== Task to carry out ==
Your task is to filter the data below down to the lines holding "nodes".

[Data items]
============================================================
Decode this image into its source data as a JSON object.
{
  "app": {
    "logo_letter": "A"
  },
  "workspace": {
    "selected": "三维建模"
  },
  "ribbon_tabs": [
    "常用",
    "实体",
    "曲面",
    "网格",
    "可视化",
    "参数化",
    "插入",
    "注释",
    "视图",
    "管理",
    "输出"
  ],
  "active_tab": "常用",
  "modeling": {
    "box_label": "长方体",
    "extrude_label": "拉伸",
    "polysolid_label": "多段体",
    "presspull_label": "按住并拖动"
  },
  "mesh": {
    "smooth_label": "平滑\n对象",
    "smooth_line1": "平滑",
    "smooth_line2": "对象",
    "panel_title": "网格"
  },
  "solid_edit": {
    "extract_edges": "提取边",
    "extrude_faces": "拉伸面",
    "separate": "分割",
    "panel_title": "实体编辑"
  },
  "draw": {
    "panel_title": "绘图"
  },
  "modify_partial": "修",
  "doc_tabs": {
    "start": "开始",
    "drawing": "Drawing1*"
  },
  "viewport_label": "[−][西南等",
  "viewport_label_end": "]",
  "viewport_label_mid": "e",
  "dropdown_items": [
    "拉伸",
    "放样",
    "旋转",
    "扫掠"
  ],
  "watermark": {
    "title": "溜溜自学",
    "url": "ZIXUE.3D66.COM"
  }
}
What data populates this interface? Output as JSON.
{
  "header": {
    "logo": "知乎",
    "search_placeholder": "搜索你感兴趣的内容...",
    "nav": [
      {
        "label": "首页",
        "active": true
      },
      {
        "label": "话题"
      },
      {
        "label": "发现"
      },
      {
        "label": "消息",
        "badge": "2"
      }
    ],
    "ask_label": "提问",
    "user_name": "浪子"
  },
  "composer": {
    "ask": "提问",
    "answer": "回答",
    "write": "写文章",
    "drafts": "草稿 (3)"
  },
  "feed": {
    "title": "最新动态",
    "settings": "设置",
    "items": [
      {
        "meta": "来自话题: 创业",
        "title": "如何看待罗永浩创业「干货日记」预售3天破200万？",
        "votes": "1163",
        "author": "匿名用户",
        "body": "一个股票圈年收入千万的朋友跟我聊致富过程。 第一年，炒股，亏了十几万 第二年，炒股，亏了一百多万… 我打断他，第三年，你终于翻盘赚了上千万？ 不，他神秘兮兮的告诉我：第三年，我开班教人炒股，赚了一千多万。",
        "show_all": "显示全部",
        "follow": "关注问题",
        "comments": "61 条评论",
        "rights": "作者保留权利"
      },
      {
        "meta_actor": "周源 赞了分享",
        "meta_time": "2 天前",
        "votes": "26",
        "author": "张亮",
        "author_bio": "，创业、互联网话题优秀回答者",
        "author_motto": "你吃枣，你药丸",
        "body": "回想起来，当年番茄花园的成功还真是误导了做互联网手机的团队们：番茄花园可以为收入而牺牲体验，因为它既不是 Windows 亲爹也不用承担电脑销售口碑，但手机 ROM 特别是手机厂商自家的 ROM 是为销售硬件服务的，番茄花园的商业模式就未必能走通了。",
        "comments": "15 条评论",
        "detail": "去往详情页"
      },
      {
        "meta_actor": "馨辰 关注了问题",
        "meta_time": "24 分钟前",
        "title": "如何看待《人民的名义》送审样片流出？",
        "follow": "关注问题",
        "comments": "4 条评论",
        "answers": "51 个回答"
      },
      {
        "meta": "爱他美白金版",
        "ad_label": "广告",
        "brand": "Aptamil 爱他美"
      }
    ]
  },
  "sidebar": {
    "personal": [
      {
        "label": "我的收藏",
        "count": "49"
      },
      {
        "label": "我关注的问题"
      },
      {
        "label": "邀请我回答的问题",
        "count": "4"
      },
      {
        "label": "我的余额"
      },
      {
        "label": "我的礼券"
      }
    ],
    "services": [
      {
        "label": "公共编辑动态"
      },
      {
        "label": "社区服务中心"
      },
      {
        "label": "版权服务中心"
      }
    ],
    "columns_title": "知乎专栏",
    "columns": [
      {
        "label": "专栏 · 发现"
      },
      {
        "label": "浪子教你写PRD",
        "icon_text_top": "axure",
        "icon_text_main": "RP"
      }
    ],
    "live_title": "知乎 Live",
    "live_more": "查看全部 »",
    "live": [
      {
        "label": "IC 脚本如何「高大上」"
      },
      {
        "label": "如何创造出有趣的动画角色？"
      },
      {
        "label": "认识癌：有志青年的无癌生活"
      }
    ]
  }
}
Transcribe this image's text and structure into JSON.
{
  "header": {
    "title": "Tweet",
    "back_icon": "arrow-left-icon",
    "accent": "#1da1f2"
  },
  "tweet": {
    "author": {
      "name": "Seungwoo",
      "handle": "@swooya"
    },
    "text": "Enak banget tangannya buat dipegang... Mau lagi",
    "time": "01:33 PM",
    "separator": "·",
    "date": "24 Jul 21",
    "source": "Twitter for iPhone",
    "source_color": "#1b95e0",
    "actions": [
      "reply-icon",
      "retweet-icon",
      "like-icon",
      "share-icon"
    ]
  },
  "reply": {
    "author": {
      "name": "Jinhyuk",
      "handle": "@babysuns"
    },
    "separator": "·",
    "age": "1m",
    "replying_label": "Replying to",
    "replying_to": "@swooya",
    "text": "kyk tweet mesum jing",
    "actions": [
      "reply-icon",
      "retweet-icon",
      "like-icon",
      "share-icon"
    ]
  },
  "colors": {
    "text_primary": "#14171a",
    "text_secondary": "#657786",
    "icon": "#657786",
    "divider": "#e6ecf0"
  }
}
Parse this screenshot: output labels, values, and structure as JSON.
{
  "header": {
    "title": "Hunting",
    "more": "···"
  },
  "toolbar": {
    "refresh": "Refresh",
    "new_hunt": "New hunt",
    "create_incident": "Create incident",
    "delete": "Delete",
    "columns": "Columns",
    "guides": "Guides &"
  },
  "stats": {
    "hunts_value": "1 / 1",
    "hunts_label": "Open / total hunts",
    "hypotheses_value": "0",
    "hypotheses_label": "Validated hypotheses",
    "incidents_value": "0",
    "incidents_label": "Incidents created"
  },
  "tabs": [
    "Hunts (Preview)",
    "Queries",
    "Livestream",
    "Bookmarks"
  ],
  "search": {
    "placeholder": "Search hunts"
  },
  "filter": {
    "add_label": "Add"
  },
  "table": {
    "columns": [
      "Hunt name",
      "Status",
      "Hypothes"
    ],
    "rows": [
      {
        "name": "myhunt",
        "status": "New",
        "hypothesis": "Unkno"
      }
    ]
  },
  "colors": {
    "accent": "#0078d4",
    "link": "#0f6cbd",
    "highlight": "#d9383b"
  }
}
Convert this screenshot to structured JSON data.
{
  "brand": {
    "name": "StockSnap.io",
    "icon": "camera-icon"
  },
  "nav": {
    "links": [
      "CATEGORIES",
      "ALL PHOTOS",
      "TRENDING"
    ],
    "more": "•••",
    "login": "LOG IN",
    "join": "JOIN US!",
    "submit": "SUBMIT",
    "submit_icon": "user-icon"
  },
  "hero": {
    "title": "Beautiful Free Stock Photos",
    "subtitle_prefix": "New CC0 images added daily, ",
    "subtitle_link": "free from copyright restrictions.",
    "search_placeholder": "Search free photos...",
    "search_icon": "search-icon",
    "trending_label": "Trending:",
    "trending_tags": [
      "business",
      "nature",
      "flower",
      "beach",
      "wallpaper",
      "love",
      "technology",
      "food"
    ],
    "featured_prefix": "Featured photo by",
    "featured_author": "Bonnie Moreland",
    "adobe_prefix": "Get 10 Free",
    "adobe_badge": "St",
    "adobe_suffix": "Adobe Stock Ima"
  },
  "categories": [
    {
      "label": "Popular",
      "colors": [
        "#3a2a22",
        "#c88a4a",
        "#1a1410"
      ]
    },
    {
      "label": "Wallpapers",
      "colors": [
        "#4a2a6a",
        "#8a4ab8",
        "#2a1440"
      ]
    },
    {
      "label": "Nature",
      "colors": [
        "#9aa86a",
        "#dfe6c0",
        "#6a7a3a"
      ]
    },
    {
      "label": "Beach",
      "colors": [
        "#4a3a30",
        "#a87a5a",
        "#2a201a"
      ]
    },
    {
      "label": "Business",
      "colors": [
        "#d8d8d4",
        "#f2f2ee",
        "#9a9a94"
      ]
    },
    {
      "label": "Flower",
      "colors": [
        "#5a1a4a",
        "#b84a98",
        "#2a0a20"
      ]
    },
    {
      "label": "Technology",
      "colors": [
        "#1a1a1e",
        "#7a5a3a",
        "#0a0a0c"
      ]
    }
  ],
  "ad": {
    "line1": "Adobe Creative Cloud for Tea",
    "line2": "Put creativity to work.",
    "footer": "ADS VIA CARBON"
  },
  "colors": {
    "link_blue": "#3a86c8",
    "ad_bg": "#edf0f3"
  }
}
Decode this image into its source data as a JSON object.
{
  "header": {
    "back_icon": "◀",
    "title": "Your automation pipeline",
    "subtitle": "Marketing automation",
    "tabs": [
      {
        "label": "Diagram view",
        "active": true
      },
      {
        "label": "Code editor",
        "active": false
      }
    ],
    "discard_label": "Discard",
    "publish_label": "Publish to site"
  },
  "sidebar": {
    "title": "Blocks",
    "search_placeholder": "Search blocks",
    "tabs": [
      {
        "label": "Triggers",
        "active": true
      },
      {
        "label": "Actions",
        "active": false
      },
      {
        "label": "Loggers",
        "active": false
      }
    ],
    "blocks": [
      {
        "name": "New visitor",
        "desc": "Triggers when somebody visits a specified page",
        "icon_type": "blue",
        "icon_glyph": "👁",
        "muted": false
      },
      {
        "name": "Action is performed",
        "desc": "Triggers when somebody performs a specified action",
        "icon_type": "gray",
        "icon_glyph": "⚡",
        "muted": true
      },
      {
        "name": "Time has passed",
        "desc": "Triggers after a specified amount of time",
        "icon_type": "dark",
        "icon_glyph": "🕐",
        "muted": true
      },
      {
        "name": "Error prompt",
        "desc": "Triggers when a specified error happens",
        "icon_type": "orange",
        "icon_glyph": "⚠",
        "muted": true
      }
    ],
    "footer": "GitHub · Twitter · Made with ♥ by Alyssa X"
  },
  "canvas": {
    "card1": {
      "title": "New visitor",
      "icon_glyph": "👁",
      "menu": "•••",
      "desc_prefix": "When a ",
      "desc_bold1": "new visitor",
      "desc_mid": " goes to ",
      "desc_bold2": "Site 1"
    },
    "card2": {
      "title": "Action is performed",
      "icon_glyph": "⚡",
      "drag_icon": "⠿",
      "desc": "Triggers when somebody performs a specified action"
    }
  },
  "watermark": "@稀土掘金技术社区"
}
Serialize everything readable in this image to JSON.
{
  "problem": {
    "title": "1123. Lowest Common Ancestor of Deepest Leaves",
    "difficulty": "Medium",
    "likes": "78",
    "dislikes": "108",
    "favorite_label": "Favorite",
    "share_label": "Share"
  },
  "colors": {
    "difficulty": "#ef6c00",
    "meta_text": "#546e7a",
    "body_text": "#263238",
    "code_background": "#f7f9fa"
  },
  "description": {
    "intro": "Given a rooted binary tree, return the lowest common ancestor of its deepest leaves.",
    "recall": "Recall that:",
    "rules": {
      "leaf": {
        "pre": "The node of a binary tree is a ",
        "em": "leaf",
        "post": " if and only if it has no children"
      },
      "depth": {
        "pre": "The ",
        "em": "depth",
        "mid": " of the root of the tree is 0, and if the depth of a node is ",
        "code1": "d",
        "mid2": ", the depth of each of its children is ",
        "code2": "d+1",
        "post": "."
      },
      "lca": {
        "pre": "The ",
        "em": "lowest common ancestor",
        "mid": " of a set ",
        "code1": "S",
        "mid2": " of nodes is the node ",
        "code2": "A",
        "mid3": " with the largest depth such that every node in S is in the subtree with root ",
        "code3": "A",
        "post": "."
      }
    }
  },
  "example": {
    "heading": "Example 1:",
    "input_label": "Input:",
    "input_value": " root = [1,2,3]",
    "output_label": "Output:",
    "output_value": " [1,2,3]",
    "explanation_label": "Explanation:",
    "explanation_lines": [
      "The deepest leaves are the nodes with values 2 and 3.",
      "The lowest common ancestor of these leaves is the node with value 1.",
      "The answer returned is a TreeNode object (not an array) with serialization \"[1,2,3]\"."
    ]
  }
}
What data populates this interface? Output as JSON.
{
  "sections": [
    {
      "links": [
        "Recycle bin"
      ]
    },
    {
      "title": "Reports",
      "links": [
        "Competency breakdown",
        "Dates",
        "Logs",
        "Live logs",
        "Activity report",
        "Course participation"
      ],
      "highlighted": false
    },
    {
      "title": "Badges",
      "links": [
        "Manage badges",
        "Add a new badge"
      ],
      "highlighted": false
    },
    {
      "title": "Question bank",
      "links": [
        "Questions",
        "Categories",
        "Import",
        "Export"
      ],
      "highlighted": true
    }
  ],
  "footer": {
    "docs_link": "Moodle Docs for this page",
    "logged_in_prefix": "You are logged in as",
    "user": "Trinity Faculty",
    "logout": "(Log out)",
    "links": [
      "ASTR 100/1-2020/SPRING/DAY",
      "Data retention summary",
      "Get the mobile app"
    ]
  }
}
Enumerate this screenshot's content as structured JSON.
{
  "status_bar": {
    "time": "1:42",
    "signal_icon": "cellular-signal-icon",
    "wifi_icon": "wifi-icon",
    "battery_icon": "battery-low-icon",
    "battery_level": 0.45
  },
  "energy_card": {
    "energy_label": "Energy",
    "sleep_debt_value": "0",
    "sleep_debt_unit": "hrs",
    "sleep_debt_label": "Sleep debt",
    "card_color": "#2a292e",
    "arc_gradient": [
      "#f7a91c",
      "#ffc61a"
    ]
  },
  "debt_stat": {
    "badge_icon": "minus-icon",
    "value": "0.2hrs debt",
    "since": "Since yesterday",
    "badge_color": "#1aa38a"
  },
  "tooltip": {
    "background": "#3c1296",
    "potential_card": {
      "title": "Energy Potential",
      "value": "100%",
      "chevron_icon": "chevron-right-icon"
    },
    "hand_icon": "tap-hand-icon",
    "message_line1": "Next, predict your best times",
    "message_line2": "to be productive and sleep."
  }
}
============================================================
== Task result ==
        "mid2": " of nodes is the node ",
      "The deepest leaves are the nodes with values 2 and 3.",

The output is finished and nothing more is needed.